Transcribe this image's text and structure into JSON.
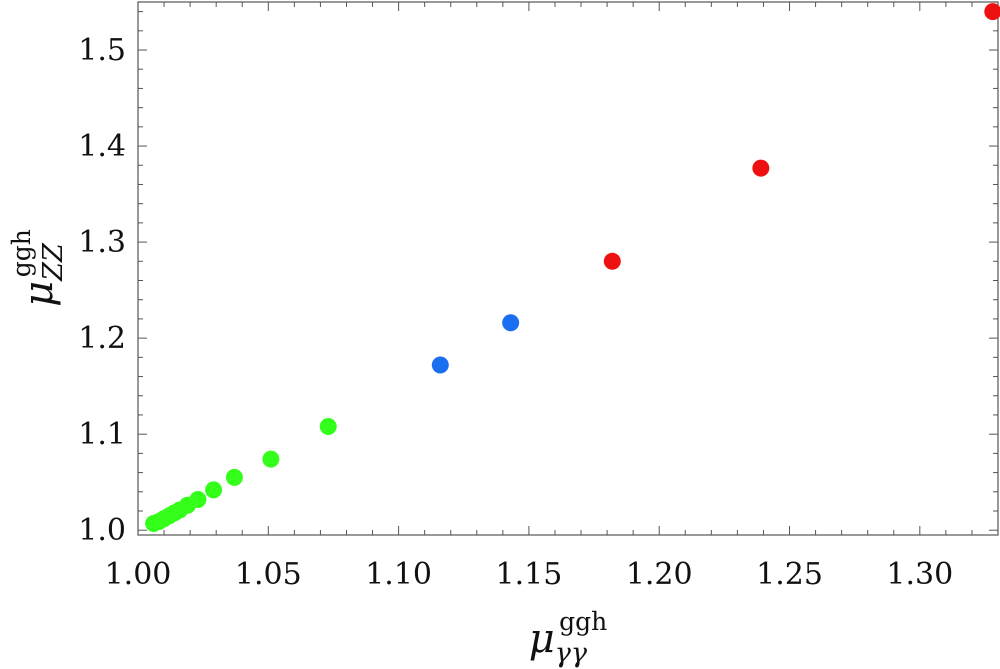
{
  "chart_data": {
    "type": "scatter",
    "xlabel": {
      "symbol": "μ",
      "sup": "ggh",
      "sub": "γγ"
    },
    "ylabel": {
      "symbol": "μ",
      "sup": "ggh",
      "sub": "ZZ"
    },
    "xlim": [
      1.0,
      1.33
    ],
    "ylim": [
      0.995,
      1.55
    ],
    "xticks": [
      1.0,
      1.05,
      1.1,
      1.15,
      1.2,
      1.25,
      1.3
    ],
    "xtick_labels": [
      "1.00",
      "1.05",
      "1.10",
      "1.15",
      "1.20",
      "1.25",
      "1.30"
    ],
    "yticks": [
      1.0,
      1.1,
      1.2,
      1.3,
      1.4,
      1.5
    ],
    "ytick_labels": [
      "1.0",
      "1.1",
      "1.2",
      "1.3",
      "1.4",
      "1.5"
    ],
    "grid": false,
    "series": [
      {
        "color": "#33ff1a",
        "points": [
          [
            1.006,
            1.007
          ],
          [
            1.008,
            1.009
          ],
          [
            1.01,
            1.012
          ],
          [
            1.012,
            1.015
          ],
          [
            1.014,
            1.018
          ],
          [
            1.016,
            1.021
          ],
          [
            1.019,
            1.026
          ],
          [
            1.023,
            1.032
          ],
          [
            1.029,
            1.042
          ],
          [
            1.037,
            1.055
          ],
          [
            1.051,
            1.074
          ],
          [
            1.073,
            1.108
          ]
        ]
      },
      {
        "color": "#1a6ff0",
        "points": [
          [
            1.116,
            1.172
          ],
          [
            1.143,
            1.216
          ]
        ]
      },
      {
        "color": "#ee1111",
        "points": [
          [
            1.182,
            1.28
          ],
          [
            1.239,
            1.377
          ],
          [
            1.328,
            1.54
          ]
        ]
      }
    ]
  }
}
★ ★ ★ ★ ★
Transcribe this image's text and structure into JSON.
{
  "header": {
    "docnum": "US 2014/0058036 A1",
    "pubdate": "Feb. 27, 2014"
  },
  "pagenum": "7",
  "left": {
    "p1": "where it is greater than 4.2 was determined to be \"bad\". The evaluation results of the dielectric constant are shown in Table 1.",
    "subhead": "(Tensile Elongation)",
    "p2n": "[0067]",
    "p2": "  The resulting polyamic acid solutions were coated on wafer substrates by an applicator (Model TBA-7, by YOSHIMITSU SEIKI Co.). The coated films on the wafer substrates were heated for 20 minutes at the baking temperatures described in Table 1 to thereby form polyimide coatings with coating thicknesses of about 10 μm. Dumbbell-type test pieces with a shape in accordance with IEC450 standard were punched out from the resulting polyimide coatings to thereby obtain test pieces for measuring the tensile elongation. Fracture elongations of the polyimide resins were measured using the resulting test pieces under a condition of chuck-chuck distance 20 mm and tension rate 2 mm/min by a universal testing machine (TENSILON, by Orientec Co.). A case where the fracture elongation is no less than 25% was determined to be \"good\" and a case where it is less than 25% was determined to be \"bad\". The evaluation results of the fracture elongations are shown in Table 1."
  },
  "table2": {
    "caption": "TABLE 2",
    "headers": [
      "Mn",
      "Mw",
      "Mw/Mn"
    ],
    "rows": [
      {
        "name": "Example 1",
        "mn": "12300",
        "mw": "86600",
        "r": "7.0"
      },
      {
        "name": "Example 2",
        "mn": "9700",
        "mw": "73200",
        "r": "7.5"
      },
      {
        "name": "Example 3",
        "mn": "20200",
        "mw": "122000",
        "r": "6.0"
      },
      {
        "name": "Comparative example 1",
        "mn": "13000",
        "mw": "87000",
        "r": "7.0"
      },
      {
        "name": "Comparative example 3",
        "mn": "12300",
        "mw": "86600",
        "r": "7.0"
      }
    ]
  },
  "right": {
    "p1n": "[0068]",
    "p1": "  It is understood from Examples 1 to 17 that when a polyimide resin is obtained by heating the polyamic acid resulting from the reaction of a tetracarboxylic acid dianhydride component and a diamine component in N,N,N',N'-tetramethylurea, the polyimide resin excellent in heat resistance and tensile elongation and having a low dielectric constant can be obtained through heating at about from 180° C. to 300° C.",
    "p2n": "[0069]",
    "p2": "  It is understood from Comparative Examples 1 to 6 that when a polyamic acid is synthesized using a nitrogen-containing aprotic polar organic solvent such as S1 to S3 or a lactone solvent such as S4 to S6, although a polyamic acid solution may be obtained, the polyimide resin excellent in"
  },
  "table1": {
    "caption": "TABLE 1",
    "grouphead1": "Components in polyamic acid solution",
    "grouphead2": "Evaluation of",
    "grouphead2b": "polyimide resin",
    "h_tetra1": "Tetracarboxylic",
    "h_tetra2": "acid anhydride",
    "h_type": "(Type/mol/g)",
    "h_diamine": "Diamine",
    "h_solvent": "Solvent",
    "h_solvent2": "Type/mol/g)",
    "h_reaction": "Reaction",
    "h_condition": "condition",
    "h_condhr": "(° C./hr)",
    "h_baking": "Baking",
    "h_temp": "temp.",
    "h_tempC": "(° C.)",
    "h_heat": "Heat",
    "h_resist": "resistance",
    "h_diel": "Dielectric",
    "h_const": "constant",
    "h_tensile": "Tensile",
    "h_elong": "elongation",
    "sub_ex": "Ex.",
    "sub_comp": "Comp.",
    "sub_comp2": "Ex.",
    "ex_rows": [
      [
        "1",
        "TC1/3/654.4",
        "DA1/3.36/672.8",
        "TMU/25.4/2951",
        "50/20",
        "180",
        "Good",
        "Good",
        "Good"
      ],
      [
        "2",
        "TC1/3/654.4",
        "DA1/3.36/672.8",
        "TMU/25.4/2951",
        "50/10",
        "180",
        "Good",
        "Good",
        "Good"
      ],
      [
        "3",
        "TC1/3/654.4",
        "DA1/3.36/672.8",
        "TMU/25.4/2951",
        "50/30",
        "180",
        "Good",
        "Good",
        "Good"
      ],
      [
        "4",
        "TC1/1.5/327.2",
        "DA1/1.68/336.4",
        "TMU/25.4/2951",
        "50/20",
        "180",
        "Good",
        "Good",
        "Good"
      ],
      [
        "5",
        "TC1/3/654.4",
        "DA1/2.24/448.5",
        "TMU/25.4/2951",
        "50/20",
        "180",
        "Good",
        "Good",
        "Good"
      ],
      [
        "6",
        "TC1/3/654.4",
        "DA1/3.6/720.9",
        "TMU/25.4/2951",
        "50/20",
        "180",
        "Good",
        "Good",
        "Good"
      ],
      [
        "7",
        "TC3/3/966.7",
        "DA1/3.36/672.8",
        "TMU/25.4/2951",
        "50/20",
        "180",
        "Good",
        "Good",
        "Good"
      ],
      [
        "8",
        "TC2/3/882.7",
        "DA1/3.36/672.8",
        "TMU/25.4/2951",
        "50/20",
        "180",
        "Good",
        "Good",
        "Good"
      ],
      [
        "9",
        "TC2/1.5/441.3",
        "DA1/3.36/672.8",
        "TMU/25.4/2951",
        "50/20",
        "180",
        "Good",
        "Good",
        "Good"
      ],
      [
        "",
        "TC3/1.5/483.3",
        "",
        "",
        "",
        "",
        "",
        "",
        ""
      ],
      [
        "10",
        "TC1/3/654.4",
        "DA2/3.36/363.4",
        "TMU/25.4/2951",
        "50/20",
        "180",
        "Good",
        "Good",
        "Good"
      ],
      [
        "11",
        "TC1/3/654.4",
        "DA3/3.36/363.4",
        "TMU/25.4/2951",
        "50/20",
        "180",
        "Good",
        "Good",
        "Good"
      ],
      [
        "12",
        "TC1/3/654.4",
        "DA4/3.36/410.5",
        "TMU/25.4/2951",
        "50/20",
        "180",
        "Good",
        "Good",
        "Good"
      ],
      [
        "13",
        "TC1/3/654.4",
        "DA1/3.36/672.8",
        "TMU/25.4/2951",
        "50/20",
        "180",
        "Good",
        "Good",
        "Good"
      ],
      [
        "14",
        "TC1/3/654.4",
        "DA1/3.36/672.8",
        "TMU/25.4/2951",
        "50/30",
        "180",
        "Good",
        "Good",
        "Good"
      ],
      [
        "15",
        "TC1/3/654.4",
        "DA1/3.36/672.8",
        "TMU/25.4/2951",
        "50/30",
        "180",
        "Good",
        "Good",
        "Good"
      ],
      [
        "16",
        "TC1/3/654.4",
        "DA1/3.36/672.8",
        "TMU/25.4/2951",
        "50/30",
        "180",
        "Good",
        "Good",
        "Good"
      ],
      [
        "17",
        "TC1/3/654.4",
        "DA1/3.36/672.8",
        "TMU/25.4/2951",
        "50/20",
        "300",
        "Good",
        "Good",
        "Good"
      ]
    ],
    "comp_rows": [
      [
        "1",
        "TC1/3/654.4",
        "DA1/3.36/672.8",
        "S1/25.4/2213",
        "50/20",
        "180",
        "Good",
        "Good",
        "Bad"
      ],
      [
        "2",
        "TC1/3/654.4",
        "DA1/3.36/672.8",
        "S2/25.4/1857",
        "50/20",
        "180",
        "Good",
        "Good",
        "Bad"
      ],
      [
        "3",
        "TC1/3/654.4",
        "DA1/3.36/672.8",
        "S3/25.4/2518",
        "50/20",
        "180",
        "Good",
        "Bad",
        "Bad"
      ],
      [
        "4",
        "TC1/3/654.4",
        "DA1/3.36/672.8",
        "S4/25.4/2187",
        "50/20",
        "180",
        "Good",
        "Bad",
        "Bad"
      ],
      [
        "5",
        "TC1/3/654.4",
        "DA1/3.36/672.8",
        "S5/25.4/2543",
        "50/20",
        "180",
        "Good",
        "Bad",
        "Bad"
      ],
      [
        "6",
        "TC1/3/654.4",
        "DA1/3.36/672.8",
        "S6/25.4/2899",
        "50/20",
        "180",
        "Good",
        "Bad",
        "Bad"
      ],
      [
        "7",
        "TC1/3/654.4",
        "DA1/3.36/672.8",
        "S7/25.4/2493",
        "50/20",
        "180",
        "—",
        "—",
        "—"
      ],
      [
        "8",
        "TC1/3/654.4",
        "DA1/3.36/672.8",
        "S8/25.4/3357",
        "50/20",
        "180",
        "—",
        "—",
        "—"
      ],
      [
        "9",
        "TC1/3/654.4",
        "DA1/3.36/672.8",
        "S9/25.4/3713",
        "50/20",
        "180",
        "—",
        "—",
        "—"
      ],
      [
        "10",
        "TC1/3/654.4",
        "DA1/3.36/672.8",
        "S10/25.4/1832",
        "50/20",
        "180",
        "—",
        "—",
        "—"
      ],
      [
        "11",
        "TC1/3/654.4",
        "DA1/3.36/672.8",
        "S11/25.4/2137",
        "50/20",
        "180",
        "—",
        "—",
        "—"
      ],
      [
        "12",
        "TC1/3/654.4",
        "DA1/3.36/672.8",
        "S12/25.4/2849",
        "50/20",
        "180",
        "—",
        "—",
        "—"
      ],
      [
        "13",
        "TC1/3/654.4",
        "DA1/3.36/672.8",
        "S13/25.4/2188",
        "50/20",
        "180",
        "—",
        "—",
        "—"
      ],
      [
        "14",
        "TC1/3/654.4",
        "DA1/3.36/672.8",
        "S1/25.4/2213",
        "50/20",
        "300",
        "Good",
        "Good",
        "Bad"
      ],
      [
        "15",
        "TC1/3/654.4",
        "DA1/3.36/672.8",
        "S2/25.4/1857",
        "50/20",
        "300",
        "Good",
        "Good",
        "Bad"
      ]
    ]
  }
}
★ ★ ★ ★ ★
TASK REQUIREMENTS:
Filter the data for the string "where" and copy every line that has it.

EXERCISE RESPONSE:
    "p1": "where it is greater than 4.2 was determined to be \"bad\". The evaluation results of the dielectric constant are shown in Table 1.",
    "p2": "  The resulting polyamic acid solutions were coated on wafer substrates by an applicator (Model TBA-7, by YOSHIMITSU SEIKI Co.). The coated films on the wafer substrates were heated for 20 minutes at the baking temperatures described in Table 1 to thereby form polyimide coatings with coating thicknesses of about 10 μm. Dumbbell-type test pieces with a shape in accordance with IEC450 standard were punched out from the resulting polyimide coatings to thereby obtain test pieces for measuring the tensile elongation. Fracture elongations of the polyimide resins were measured using the resulting test pieces under a condition of chuck-chuck distance 20 mm and tension rate 2 mm/min by a universal testing machine (TENSILON, by Orientec Co.). A case where the fracture elongation is no less than 25% was determined to be \"good\" and a case where it is less than 25% was determined to be \"bad\". The evaluation results of the fracture elongations are shown in Table 1."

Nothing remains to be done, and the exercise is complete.